▶ _Source material_
-.-.-

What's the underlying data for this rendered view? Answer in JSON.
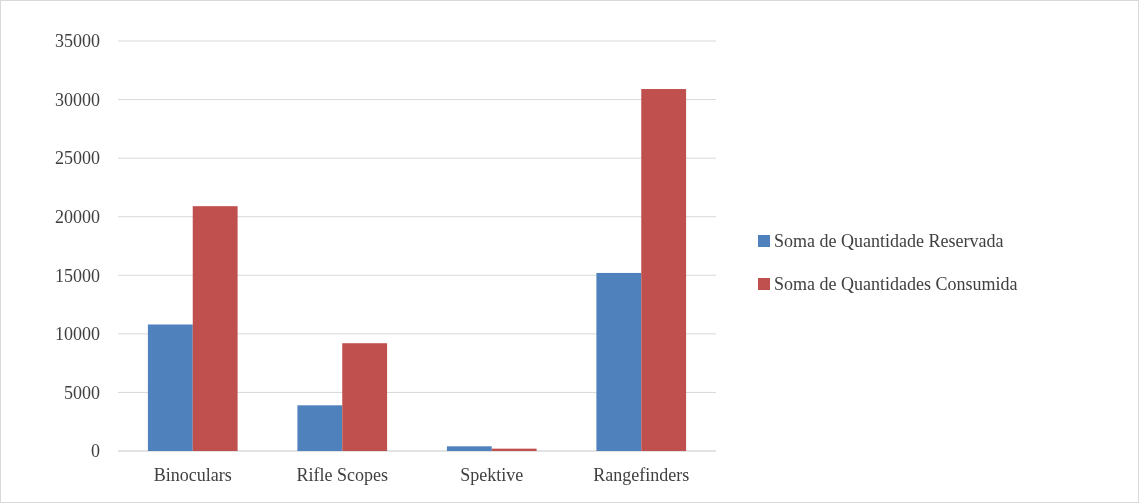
{
  "chart_data": {
    "type": "bar",
    "categories": [
      "Binoculars",
      "Rifle Scopes",
      "Spektive",
      "Rangefinders"
    ],
    "series": [
      {
        "name": "Soma de Quantidade Reservada",
        "color": "#4f81bd",
        "values": [
          10800,
          3900,
          400,
          15200
        ]
      },
      {
        "name": "Soma de Quantidades Consumida",
        "color": "#c0504d",
        "values": [
          20900,
          9200,
          200,
          30900
        ]
      }
    ],
    "ylim": [
      0,
      35000
    ],
    "yticks": [
      0,
      5000,
      10000,
      15000,
      20000,
      25000,
      30000,
      35000
    ],
    "grid": "y",
    "legend": "right"
  }
}
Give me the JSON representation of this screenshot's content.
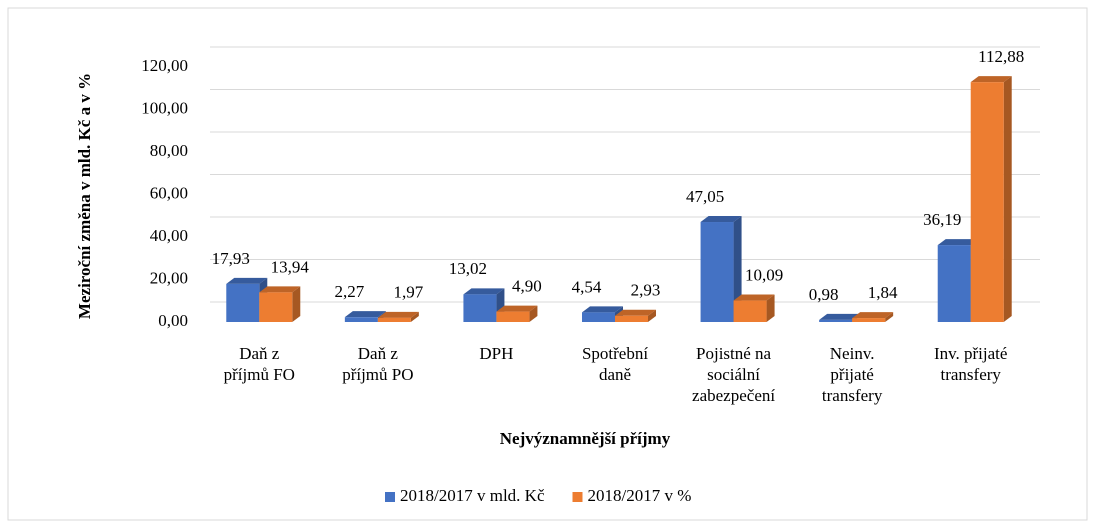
{
  "chart_data": {
    "type": "bar3d",
    "x_label": "Nejvýznamnější příjmy",
    "y_label": "Meziroční změna v mld. Kč a v %",
    "categories": [
      "Daň z\npříjmů FO",
      "Daň z\npříjmů PO",
      "DPH",
      "Spotřební\ndaně",
      "Pojistné na\nsociální\nzabezpečení",
      "Neinv.\npřijaté\ntransfery",
      "Inv. přijaté\ntransfery"
    ],
    "series": [
      {
        "name": "2018/2017 v mld. Kč",
        "color": "#4472c4",
        "values": [
          17.93,
          2.27,
          13.02,
          4.54,
          47.05,
          0.98,
          36.19
        ],
        "value_labels": [
          "17,93",
          "2,27",
          "13,02",
          "4,54",
          "47,05",
          "0,98",
          "36,19"
        ]
      },
      {
        "name": "2018/2017 v %",
        "color": "#ed7d31",
        "values": [
          13.94,
          1.97,
          4.9,
          2.93,
          10.09,
          1.84,
          112.88
        ],
        "value_labels": [
          "13,94",
          "1,97",
          "4,90",
          "2,93",
          "10,09",
          "1,84",
          "112,88"
        ]
      }
    ],
    "ylim": [
      0,
      120
    ],
    "yticks": [
      {
        "value": 0,
        "label": "0,00"
      },
      {
        "value": 20,
        "label": "20,00"
      },
      {
        "value": 40,
        "label": "40,00"
      },
      {
        "value": 60,
        "label": "60,00"
      },
      {
        "value": 80,
        "label": "80,00"
      },
      {
        "value": 100,
        "label": "100,00"
      },
      {
        "value": 120,
        "label": "120,00"
      }
    ],
    "grid": true,
    "legend": "bottom"
  }
}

-.-.-

▶ _Requirements_
In your copy, repeat each record exactly and include no pictures.

▶ _Exercise solution_
What's the underlying data for this rendered view? Answer in JSON.
{
  "chart_data": {
    "type": "bar",
    "categories": [
      "Binoculars",
      "Rifle Scopes",
      "Spektive",
      "Rangefinders"
    ],
    "series": [
      {
        "name": "Soma de Quantidade Reservada",
        "color": "#4f81bd",
        "values": [
          10800,
          3900,
          400,
          15200
        ]
      },
      {
        "name": "Soma de Quantidades Consumida",
        "color": "#c0504d",
        "values": [
          20900,
          9200,
          200,
          30900
        ]
      }
    ],
    "ylim": [
      0,
      35000
    ],
    "yticks": [
      0,
      5000,
      10000,
      15000,
      20000,
      25000,
      30000,
      35000
    ],
    "grid": "y",
    "legend": "right"
  }
}
Give me the JSON representation of this screenshot's content.
{
  "chart_data": {
    "type": "bar3d",
    "x_label": "Nejvýznamnější příjmy",
    "y_label": "Meziroční změna v mld. Kč a v %",
    "categories": [
      "Daň z\npříjmů FO",
      "Daň z\npříjmů PO",
      "DPH",
      "Spotřební\ndaně",
      "Pojistné na\nsociální\nzabezpečení",
      "Neinv.\npřijaté\ntransfery",
      "Inv. přijaté\ntransfery"
    ],
    "series": [
      {
        "name": "2018/2017 v mld. Kč",
        "color": "#4472c4",
        "values": [
          17.93,
          2.27,
          13.02,
          4.54,
          47.05,
          0.98,
          36.19
        ],
        "value_labels": [
          "17,93",
          "2,27",
          "13,02",
          "4,54",
          "47,05",
          "0,98",
          "36,19"
        ]
      },
      {
        "name": "2018/2017 v %",
        "color": "#ed7d31",
        "values": [
          13.94,
          1.97,
          4.9,
          2.93,
          10.09,
          1.84,
          112.88
        ],
        "value_labels": [
          "13,94",
          "1,97",
          "4,90",
          "2,93",
          "10,09",
          "1,84",
          "112,88"
        ]
      }
    ],
    "ylim": [
      0,
      120
    ],
    "yticks": [
      {
        "value": 0,
        "label": "0,00"
      },
      {
        "value": 20,
        "label": "20,00"
      },
      {
        "value": 40,
        "label": "40,00"
      },
      {
        "value": 60,
        "label": "60,00"
      },
      {
        "value": 80,
        "label": "80,00"
      },
      {
        "value": 100,
        "label": "100,00"
      },
      {
        "value": 120,
        "label": "120,00"
      }
    ],
    "grid": true,
    "legend": "bottom"
  }
}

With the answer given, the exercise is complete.